## WORK TO DO
Transcribe the data that follows precisely, omitting nothing.

::::::

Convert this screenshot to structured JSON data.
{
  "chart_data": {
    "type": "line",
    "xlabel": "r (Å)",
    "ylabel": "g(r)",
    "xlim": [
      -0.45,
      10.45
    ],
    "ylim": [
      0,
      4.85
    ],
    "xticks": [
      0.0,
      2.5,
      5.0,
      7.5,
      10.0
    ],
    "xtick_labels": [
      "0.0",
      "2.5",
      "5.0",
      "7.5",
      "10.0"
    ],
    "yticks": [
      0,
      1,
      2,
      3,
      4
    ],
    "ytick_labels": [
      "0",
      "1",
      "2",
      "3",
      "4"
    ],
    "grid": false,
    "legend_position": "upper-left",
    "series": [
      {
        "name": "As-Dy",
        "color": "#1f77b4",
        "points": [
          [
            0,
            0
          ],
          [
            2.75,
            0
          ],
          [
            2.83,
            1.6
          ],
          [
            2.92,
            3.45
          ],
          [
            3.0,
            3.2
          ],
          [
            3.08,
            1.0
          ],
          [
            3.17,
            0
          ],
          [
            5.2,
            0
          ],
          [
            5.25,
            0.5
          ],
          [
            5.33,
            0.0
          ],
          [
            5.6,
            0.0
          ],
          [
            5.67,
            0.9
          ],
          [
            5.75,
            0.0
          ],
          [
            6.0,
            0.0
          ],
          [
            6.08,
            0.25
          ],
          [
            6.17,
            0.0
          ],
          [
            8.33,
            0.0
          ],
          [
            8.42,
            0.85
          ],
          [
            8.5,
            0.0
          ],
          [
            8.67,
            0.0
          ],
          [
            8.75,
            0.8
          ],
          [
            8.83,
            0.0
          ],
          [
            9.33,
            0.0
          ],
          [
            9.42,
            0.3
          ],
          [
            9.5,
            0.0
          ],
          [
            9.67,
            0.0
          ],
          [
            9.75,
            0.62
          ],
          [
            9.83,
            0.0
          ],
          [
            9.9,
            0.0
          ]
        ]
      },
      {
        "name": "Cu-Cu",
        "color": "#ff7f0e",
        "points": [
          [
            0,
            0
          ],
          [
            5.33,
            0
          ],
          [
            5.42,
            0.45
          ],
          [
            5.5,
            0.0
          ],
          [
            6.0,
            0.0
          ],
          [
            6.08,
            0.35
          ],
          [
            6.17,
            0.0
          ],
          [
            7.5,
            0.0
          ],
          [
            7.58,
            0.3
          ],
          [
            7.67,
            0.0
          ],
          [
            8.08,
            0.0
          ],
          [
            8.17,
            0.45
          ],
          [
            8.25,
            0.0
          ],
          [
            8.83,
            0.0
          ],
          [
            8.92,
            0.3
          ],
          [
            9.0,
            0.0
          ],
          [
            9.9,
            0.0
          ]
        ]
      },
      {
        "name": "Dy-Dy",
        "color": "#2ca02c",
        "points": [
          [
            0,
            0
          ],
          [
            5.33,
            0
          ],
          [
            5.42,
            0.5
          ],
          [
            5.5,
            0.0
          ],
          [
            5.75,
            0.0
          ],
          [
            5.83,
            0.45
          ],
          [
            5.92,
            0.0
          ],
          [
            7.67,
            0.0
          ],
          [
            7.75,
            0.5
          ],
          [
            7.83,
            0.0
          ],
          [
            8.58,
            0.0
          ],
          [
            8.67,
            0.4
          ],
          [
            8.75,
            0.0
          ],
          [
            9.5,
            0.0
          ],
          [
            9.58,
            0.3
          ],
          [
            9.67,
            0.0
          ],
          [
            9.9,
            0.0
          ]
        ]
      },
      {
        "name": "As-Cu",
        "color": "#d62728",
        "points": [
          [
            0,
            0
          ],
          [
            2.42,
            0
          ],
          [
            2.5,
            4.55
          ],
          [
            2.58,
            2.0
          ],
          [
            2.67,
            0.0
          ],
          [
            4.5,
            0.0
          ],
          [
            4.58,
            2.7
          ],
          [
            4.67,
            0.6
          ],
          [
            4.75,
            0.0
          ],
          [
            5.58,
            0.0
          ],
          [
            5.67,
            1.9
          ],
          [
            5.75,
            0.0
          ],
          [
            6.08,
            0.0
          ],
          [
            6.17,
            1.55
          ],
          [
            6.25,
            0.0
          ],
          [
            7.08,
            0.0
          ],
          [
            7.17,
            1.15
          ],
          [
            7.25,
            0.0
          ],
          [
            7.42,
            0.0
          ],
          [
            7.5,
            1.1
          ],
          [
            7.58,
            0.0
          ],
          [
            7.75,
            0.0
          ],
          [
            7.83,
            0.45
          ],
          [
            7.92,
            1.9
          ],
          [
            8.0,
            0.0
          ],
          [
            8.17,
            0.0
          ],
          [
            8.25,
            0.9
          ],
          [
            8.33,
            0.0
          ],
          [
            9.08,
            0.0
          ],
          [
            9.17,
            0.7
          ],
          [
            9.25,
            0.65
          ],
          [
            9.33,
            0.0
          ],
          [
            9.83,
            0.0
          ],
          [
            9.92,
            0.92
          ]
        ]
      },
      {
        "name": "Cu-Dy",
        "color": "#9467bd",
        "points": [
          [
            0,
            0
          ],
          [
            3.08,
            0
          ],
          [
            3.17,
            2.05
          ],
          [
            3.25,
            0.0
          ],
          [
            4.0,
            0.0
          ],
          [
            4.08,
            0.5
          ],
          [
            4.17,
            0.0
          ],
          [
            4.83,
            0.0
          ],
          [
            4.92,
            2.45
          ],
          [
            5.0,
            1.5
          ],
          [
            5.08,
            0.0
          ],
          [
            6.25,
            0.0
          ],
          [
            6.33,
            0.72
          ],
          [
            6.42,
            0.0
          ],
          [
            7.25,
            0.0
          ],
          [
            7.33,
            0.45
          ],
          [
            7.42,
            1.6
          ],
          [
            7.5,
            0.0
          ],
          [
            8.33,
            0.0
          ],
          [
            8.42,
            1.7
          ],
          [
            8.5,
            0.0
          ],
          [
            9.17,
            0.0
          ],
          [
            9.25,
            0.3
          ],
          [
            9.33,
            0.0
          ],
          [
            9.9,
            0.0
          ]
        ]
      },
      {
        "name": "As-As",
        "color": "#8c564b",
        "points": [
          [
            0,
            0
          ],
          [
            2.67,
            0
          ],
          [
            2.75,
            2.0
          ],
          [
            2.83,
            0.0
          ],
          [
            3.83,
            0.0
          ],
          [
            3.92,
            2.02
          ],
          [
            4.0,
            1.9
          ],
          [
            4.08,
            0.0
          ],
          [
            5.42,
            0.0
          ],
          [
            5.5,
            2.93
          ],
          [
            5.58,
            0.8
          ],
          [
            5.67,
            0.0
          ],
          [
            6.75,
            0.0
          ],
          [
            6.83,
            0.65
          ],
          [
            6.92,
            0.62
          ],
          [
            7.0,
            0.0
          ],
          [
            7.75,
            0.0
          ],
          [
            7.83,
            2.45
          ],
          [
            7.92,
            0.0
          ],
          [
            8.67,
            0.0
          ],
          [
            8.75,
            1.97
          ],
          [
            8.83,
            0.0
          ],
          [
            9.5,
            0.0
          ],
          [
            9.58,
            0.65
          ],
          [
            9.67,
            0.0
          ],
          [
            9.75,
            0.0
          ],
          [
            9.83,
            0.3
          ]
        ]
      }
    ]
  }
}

::::::

## COMPLETE RESPONSE
Convert this screenshot to structured JSON data.
{
  "chart_data": {
    "type": "line",
    "xlabel": "r (Å)",
    "ylabel": "g(r)",
    "xlim": [
      -0.45,
      10.45
    ],
    "ylim": [
      0,
      4.85
    ],
    "xticks": [
      0.0,
      2.5,
      5.0,
      7.5,
      10.0
    ],
    "xtick_labels": [
      "0.0",
      "2.5",
      "5.0",
      "7.5",
      "10.0"
    ],
    "yticks": [
      0,
      1,
      2,
      3,
      4
    ],
    "ytick_labels": [
      "0",
      "1",
      "2",
      "3",
      "4"
    ],
    "grid": false,
    "legend_position": "upper-left",
    "series": [
      {
        "name": "As-Dy",
        "color": "#1f77b4",
        "points": [
          [
            0,
            0
          ],
          [
            2.75,
            0
          ],
          [
            2.83,
            1.6
          ],
          [
            2.92,
            3.45
          ],
          [
            3.0,
            3.2
          ],
          [
            3.08,
            1.0
          ],
          [
            3.17,
            0
          ],
          [
            5.2,
            0
          ],
          [
            5.25,
            0.5
          ],
          [
            5.33,
            0.0
          ],
          [
            5.6,
            0.0
          ],
          [
            5.67,
            0.9
          ],
          [
            5.75,
            0.0
          ],
          [
            6.0,
            0.0
          ],
          [
            6.08,
            0.25
          ],
          [
            6.17,
            0.0
          ],
          [
            8.33,
            0.0
          ],
          [
            8.42,
            0.85
          ],
          [
            8.5,
            0.0
          ],
          [
            8.67,
            0.0
          ],
          [
            8.75,
            0.8
          ],
          [
            8.83,
            0.0
          ],
          [
            9.33,
            0.0
          ],
          [
            9.42,
            0.3
          ],
          [
            9.5,
            0.0
          ],
          [
            9.67,
            0.0
          ],
          [
            9.75,
            0.62
          ],
          [
            9.83,
            0.0
          ],
          [
            9.9,
            0.0
          ]
        ]
      },
      {
        "name": "Cu-Cu",
        "color": "#ff7f0e",
        "points": [
          [
            0,
            0
          ],
          [
            5.33,
            0
          ],
          [
            5.42,
            0.45
          ],
          [
            5.5,
            0.0
          ],
          [
            6.0,
            0.0
          ],
          [
            6.08,
            0.35
          ],
          [
            6.17,
            0.0
          ],
          [
            7.5,
            0.0
          ],
          [
            7.58,
            0.3
          ],
          [
            7.67,
            0.0
          ],
          [
            8.08,
            0.0
          ],
          [
            8.17,
            0.45
          ],
          [
            8.25,
            0.0
          ],
          [
            8.83,
            0.0
          ],
          [
            8.92,
            0.3
          ],
          [
            9.0,
            0.0
          ],
          [
            9.9,
            0.0
          ]
        ]
      },
      {
        "name": "Dy-Dy",
        "color": "#2ca02c",
        "points": [
          [
            0,
            0
          ],
          [
            5.33,
            0
          ],
          [
            5.42,
            0.5
          ],
          [
            5.5,
            0.0
          ],
          [
            5.75,
            0.0
          ],
          [
            5.83,
            0.45
          ],
          [
            5.92,
            0.0
          ],
          [
            7.67,
            0.0
          ],
          [
            7.75,
            0.5
          ],
          [
            7.83,
            0.0
          ],
          [
            8.58,
            0.0
          ],
          [
            8.67,
            0.4
          ],
          [
            8.75,
            0.0
          ],
          [
            9.5,
            0.0
          ],
          [
            9.58,
            0.3
          ],
          [
            9.67,
            0.0
          ],
          [
            9.9,
            0.0
          ]
        ]
      },
      {
        "name": "As-Cu",
        "color": "#d62728",
        "points": [
          [
            0,
            0
          ],
          [
            2.42,
            0
          ],
          [
            2.5,
            4.55
          ],
          [
            2.58,
            2.0
          ],
          [
            2.67,
            0.0
          ],
          [
            4.5,
            0.0
          ],
          [
            4.58,
            2.7
          ],
          [
            4.67,
            0.6
          ],
          [
            4.75,
            0.0
          ],
          [
            5.58,
            0.0
          ],
          [
            5.67,
            1.9
          ],
          [
            5.75,
            0.0
          ],
          [
            6.08,
            0.0
          ],
          [
            6.17,
            1.55
          ],
          [
            6.25,
            0.0
          ],
          [
            7.08,
            0.0
          ],
          [
            7.17,
            1.15
          ],
          [
            7.25,
            0.0
          ],
          [
            7.42,
            0.0
          ],
          [
            7.5,
            1.1
          ],
          [
            7.58,
            0.0
          ],
          [
            7.75,
            0.0
          ],
          [
            7.83,
            0.45
          ],
          [
            7.92,
            1.9
          ],
          [
            8.0,
            0.0
          ],
          [
            8.17,
            0.0
          ],
          [
            8.25,
            0.9
          ],
          [
            8.33,
            0.0
          ],
          [
            9.08,
            0.0
          ],
          [
            9.17,
            0.7
          ],
          [
            9.25,
            0.65
          ],
          [
            9.33,
            0.0
          ],
          [
            9.83,
            0.0
          ],
          [
            9.92,
            0.92
          ]
        ]
      },
      {
        "name": "Cu-Dy",
        "color": "#9467bd",
        "points": [
          [
            0,
            0
          ],
          [
            3.08,
            0
          ],
          [
            3.17,
            2.05
          ],
          [
            3.25,
            0.0
          ],
          [
            4.0,
            0.0
          ],
          [
            4.08,
            0.5
          ],
          [
            4.17,
            0.0
          ],
          [
            4.83,
            0.0
          ],
          [
            4.92,
            2.45
          ],
          [
            5.0,
            1.5
          ],
          [
            5.08,
            0.0
          ],
          [
            6.25,
            0.0
          ],
          [
            6.33,
            0.72
          ],
          [
            6.42,
            0.0
          ],
          [
            7.25,
            0.0
          ],
          [
            7.33,
            0.45
          ],
          [
            7.42,
            1.6
          ],
          [
            7.5,
            0.0
          ],
          [
            8.33,
            0.0
          ],
          [
            8.42,
            1.7
          ],
          [
            8.5,
            0.0
          ],
          [
            9.17,
            0.0
          ],
          [
            9.25,
            0.3
          ],
          [
            9.33,
            0.0
          ],
          [
            9.9,
            0.0
          ]
        ]
      },
      {
        "name": "As-As",
        "color": "#8c564b",
        "points": [
          [
            0,
            0
          ],
          [
            2.67,
            0
          ],
          [
            2.75,
            2.0
          ],
          [
            2.83,
            0.0
          ],
          [
            3.83,
            0.0
          ],
          [
            3.92,
            2.02
          ],
          [
            4.0,
            1.9
          ],
          [
            4.08,
            0.0
          ],
          [
            5.42,
            0.0
          ],
          [
            5.5,
            2.93
          ],
          [
            5.58,
            0.8
          ],
          [
            5.67,
            0.0
          ],
          [
            6.75,
            0.0
          ],
          [
            6.83,
            0.65
          ],
          [
            6.92,
            0.62
          ],
          [
            7.0,
            0.0
          ],
          [
            7.75,
            0.0
          ],
          [
            7.83,
            2.45
          ],
          [
            7.92,
            0.0
          ],
          [
            8.67,
            0.0
          ],
          [
            8.75,
            1.97
          ],
          [
            8.83,
            0.0
          ],
          [
            9.5,
            0.0
          ],
          [
            9.58,
            0.65
          ],
          [
            9.67,
            0.0
          ],
          [
            9.75,
            0.0
          ],
          [
            9.83,
            0.3
          ]
        ]
      }
    ]
  }
}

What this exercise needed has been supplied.